Given task:
Copy each line below without leaving any out.

Material for the task:

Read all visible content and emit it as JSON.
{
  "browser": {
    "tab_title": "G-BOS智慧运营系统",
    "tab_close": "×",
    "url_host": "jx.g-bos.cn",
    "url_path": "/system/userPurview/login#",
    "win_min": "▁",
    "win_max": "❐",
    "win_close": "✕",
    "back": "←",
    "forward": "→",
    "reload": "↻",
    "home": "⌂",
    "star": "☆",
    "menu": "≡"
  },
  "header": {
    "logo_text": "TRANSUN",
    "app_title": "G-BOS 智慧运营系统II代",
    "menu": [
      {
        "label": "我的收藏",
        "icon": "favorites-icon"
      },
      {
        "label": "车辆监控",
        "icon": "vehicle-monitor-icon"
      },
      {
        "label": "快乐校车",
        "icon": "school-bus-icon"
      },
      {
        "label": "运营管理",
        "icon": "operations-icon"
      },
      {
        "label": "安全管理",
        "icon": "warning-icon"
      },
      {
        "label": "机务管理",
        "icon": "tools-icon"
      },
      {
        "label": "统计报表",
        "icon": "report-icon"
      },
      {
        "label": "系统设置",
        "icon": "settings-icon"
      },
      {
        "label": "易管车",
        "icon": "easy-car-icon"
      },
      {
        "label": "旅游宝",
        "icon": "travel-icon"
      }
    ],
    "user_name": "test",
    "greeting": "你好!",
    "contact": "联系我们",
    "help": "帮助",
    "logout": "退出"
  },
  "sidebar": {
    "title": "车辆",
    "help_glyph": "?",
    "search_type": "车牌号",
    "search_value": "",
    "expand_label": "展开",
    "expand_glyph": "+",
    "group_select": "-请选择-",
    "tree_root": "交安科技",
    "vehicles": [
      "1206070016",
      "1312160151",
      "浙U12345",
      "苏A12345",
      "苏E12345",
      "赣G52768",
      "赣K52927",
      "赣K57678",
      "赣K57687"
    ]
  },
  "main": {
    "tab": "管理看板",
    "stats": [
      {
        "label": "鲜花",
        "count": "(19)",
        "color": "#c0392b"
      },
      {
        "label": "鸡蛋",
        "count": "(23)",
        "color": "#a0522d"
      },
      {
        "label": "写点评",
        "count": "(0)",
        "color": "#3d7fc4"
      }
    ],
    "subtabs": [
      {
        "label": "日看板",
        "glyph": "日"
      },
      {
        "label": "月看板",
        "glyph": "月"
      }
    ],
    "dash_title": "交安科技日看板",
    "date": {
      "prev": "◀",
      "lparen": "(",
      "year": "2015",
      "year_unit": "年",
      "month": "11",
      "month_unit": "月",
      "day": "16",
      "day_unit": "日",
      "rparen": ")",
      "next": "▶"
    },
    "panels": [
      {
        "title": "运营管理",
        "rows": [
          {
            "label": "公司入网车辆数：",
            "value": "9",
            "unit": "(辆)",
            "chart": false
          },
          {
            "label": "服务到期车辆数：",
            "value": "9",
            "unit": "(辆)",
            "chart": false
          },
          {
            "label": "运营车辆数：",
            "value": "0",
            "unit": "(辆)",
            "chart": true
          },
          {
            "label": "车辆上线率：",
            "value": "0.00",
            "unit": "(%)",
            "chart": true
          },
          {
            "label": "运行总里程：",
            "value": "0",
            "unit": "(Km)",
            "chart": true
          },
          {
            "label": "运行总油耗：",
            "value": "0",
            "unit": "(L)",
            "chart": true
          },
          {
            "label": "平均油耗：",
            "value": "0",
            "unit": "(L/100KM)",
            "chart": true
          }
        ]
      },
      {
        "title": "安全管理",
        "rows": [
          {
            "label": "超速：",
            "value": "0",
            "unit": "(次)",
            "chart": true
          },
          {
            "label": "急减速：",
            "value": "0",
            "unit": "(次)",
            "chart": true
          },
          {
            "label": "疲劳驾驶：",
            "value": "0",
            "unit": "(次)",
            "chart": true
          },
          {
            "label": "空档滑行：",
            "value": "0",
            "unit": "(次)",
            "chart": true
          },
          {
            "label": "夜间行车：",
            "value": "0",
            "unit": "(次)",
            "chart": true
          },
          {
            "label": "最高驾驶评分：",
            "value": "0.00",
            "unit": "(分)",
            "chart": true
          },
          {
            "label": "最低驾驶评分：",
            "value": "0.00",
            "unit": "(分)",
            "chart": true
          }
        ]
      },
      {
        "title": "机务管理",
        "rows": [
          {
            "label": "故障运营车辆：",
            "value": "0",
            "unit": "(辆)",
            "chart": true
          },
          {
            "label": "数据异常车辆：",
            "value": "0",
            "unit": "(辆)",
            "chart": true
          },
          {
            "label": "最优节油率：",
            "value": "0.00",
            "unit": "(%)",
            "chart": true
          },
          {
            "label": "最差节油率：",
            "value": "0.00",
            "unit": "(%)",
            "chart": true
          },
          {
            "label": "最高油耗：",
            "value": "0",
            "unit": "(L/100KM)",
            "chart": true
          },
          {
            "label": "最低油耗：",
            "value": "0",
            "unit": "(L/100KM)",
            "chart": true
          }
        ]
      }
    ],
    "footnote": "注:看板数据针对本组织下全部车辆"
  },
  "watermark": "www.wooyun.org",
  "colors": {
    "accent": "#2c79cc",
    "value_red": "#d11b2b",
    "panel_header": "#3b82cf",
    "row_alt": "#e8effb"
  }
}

Solution to the exercise:
Read all visible content and emit it as JSON.
{
  "browser": {
    "tab_title": "G-BOS智慧运营系统",
    "tab_close": "×",
    "url_host": "jx.g-bos.cn",
    "url_path": "/system/userPurview/login#",
    "win_min": "▁",
    "win_max": "❐",
    "win_close": "✕",
    "back": "←",
    "forward": "→",
    "reload": "↻",
    "home": "⌂",
    "star": "☆",
    "menu": "≡"
  },
  "header": {
    "logo_text": "TRANSUN",
    "app_title": "G-BOS 智慧运营系统II代",
    "menu": [
      {
        "label": "我的收藏",
        "icon": "favorites-icon"
      },
      {
        "label": "车辆监控",
        "icon": "vehicle-monitor-icon"
      },
      {
        "label": "快乐校车",
        "icon": "school-bus-icon"
      },
      {
        "label": "运营管理",
        "icon": "operations-icon"
      },
      {
        "label": "安全管理",
        "icon": "warning-icon"
      },
      {
        "label": "机务管理",
        "icon": "tools-icon"
      },
      {
        "label": "统计报表",
        "icon": "report-icon"
      },
      {
        "label": "系统设置",
        "icon": "settings-icon"
      },
      {
        "label": "易管车",
        "icon": "easy-car-icon"
      },
      {
        "label": "旅游宝",
        "icon": "travel-icon"
      }
    ],
    "user_name": "test",
    "greeting": "你好!",
    "contact": "联系我们",
    "help": "帮助",
    "logout": "退出"
  },
  "sidebar": {
    "title": "车辆",
    "help_glyph": "?",
    "search_type": "车牌号",
    "search_value": "",
    "expand_label": "展开",
    "expand_glyph": "+",
    "group_select": "-请选择-",
    "tree_root": "交安科技",
    "vehicles": [
      "1206070016",
      "1312160151",
      "浙U12345",
      "苏A12345",
      "苏E12345",
      "赣G52768",
      "赣K52927",
      "赣K57678",
      "赣K57687"
    ]
  },
  "main": {
    "tab": "管理看板",
    "stats": [
      {
        "label": "鲜花",
        "count": "(19)",
        "color": "#c0392b"
      },
      {
        "label": "鸡蛋",
        "count": "(23)",
        "color": "#a0522d"
      },
      {
        "label": "写点评",
        "count": "(0)",
        "color": "#3d7fc4"
      }
    ],
    "subtabs": [
      {
        "label": "日看板",
        "glyph": "日"
      },
      {
        "label": "月看板",
        "glyph": "月"
      }
    ],
    "dash_title": "交安科技日看板",
    "date": {
      "prev": "◀",
      "lparen": "(",
      "year": "2015",
      "year_unit": "年",
      "month": "11",
      "month_unit": "月",
      "day": "16",
      "day_unit": "日",
      "rparen": ")",
      "next": "▶"
    },
    "panels": [
      {
        "title": "运营管理",
        "rows": [
          {
            "label": "公司入网车辆数：",
            "value": "9",
            "unit": "(辆)",
            "chart": false
          },
          {
            "label": "服务到期车辆数：",
            "value": "9",
            "unit": "(辆)",
            "chart": false
          },
          {
            "label": "运营车辆数：",
            "value": "0",
            "unit": "(辆)",
            "chart": true
          },
          {
            "label": "车辆上线率：",
            "value": "0.00",
            "unit": "(%)",
            "chart": true
          },
          {
            "label": "运行总里程：",
            "value": "0",
            "unit": "(Km)",
            "chart": true
          },
          {
            "label": "运行总油耗：",
            "value": "0",
            "unit": "(L)",
            "chart": true
          },
          {
            "label": "平均油耗：",
            "value": "0",
            "unit": "(L/100KM)",
            "chart": true
          }
        ]
      },
      {
        "title": "安全管理",
        "rows": [
          {
            "label": "超速：",
            "value": "0",
            "unit": "(次)",
            "chart": true
          },
          {
            "label": "急减速：",
            "value": "0",
            "unit": "(次)",
            "chart": true
          },
          {
            "label": "疲劳驾驶：",
            "value": "0",
            "unit": "(次)",
            "chart": true
          },
          {
            "label": "空档滑行：",
            "value": "0",
            "unit": "(次)",
            "chart": true
          },
          {
            "label": "夜间行车：",
            "value": "0",
            "unit": "(次)",
            "chart": true
          },
          {
            "label": "最高驾驶评分：",
            "value": "0.00",
            "unit": "(分)",
            "chart": true
          },
          {
            "label": "最低驾驶评分：",
            "value": "0.00",
            "unit": "(分)",
            "chart": true
          }
        ]
      },
      {
        "title": "机务管理",
        "rows": [
          {
            "label": "故障运营车辆：",
            "value": "0",
            "unit": "(辆)",
            "chart": true
          },
          {
            "label": "数据异常车辆：",
            "value": "0",
            "unit": "(辆)",
            "chart": true
          },
          {
            "label": "最优节油率：",
            "value": "0.00",
            "unit": "(%)",
            "chart": true
          },
          {
            "label": "最差节油率：",
            "value": "0.00",
            "unit": "(%)",
            "chart": true
          },
          {
            "label": "最高油耗：",
            "value": "0",
            "unit": "(L/100KM)",
            "chart": true
          },
          {
            "label": "最低油耗：",
            "value": "0",
            "unit": "(L/100KM)",
            "chart": true
          }
        ]
      }
    ],
    "footnote": "注:看板数据针对本组织下全部车辆"
  },
  "watermark": "www.wooyun.org",
  "colors": {
    "accent": "#2c79cc",
    "value_red": "#d11b2b",
    "panel_header": "#3b82cf",
    "row_alt": "#e8effb"
  }
}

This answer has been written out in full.